___ Entries ___

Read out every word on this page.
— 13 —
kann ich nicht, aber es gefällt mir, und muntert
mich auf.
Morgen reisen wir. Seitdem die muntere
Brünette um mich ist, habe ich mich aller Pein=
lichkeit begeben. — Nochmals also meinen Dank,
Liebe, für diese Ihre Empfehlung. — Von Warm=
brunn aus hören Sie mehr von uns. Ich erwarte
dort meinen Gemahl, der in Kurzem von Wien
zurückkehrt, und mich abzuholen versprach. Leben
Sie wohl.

___

[Task requirements]: Extract all of the data above and output it character for character.

[Result]:
Read out every word on this page.
— 13 —
kann ich nicht, aber es gefällt mir, und muntert
mich auf.
Morgen reisen wir. Seitdem die muntere
Brünette um mich ist, habe ich mich aller Pein=
lichkeit begeben. — Nochmals also meinen Dank,
Liebe, für diese Ihre Empfehlung. — Von Warm=
brunn aus hören Sie mehr von uns. Ich erwarte
dort meinen Gemahl, der in Kurzem von Wien
zurückkehrt, und mich abzuholen versprach. Leben
Sie wohl.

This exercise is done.